*Excerpted records:*
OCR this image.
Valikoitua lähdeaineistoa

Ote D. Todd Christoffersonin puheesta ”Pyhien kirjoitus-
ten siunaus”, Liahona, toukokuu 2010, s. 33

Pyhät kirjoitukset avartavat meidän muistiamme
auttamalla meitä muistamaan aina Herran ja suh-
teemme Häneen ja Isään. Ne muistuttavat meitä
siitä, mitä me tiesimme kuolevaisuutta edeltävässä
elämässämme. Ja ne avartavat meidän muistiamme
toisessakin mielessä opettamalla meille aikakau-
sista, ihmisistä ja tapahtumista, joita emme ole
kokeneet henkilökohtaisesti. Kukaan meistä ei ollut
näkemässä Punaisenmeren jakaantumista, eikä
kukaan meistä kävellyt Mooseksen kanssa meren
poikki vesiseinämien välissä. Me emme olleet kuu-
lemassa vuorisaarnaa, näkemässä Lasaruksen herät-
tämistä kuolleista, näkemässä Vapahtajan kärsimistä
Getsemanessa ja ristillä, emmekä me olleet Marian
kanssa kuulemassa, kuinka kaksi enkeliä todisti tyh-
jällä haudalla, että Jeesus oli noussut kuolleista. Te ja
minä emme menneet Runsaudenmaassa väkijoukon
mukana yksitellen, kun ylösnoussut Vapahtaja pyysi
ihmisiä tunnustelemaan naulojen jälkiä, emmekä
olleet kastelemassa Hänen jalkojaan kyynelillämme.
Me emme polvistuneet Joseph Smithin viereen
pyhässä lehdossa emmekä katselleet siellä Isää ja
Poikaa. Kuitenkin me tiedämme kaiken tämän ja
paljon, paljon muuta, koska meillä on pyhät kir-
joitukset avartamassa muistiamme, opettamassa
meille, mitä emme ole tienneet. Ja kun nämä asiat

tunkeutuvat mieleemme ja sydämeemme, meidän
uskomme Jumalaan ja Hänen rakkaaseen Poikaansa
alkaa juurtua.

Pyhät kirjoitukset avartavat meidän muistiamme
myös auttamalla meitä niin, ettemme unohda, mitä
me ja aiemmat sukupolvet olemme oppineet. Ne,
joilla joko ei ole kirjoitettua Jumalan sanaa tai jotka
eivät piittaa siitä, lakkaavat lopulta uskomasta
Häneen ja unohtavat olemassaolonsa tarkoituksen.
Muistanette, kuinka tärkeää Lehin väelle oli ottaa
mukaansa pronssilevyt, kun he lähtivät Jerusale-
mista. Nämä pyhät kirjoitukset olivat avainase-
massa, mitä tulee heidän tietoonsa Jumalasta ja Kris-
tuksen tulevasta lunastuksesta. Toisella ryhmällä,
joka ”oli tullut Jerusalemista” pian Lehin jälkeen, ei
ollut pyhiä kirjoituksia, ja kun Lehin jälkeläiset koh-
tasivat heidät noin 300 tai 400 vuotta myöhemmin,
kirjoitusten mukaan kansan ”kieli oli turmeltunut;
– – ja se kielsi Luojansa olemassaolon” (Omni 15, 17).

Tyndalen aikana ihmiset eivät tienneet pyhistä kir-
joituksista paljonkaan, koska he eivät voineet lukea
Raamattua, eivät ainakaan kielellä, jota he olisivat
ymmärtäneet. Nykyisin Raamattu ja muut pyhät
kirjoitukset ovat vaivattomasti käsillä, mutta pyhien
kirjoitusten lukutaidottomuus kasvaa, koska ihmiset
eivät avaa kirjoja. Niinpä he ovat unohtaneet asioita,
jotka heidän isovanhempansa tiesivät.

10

...

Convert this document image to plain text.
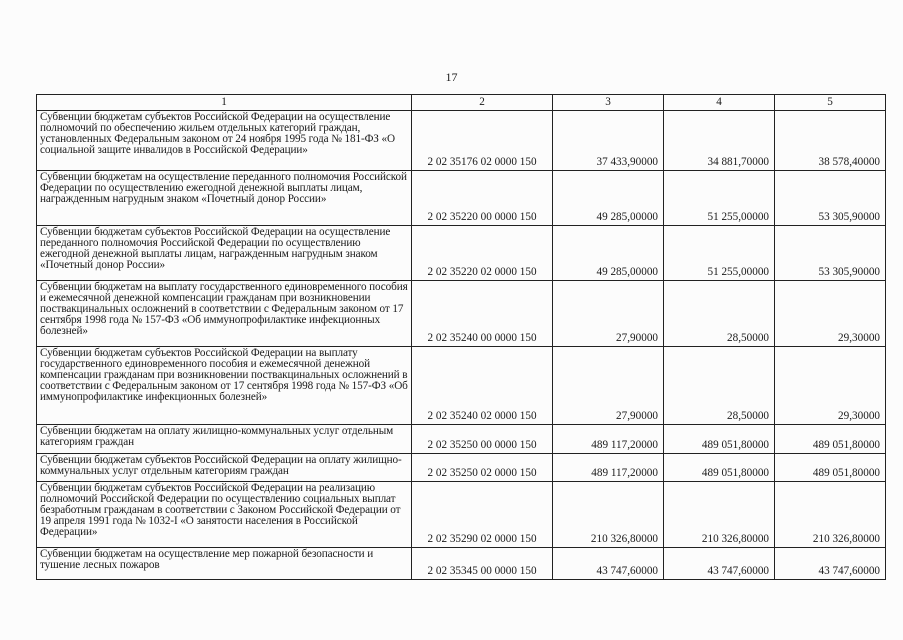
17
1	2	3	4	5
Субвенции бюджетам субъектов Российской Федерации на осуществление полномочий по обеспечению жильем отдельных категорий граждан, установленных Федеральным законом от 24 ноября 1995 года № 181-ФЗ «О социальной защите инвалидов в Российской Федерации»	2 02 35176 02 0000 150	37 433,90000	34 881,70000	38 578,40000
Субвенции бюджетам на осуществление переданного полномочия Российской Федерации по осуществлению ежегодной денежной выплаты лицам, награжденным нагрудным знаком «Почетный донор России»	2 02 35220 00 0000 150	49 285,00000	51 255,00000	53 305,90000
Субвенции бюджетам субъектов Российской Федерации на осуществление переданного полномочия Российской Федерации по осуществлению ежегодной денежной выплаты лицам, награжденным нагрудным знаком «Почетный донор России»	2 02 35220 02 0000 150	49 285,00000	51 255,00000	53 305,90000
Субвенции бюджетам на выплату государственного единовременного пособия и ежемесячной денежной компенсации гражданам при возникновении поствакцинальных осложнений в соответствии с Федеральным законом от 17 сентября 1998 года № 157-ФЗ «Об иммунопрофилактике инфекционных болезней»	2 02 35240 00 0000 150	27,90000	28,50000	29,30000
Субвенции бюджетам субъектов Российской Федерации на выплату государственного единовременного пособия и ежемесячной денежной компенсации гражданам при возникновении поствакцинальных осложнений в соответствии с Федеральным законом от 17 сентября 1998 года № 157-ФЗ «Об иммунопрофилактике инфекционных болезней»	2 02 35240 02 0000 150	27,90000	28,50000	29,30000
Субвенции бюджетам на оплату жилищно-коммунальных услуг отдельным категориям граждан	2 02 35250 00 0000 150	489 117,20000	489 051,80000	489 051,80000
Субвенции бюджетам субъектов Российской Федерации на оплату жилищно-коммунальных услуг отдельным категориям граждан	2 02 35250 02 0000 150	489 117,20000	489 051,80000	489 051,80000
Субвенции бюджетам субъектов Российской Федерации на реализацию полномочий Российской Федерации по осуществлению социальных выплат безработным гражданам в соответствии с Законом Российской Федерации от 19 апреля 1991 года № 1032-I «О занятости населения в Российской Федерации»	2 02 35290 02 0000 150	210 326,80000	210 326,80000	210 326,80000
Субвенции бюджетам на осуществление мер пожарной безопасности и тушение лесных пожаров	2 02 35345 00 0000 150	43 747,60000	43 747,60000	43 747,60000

...

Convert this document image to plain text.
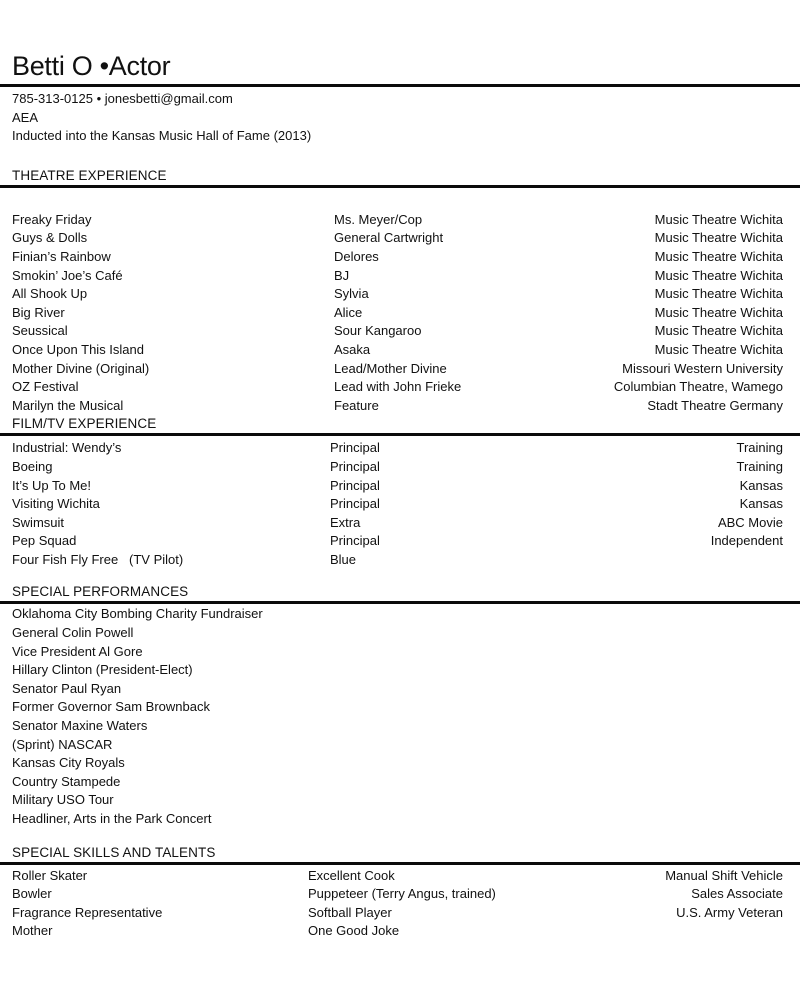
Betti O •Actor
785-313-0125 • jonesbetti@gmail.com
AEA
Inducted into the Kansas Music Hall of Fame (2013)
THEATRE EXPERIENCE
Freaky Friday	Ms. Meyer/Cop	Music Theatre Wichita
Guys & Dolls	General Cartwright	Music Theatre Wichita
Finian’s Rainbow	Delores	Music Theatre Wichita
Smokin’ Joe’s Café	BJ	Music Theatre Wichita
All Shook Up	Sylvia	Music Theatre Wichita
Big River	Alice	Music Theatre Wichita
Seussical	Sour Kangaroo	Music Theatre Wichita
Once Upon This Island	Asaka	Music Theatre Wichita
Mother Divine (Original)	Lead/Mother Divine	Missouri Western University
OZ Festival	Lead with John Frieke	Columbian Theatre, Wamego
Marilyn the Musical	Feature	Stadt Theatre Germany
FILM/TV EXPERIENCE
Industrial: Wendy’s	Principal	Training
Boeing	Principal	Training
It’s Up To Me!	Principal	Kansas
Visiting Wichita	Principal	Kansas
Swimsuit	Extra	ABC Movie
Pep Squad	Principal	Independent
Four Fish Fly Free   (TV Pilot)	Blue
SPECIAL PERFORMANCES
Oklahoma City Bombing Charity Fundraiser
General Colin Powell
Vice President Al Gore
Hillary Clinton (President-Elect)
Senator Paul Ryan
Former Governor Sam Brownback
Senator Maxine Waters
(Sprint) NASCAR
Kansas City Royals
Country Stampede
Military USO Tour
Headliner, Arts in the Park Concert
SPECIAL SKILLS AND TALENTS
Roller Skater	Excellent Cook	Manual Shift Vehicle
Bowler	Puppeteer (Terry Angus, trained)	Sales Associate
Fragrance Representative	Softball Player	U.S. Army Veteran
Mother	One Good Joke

*Prompt:* Show every line where the string "kirjoitukset" appears.

*Written reply:*
Pyhät kirjoitukset avartavat meidän muistiamme
Pyhät kirjoitukset avartavat meidän muistiamme
mista. Nämä pyhät kirjoitukset olivat avainase-
kirjoitukset ovat vaivattomasti käsillä, mutta pyhien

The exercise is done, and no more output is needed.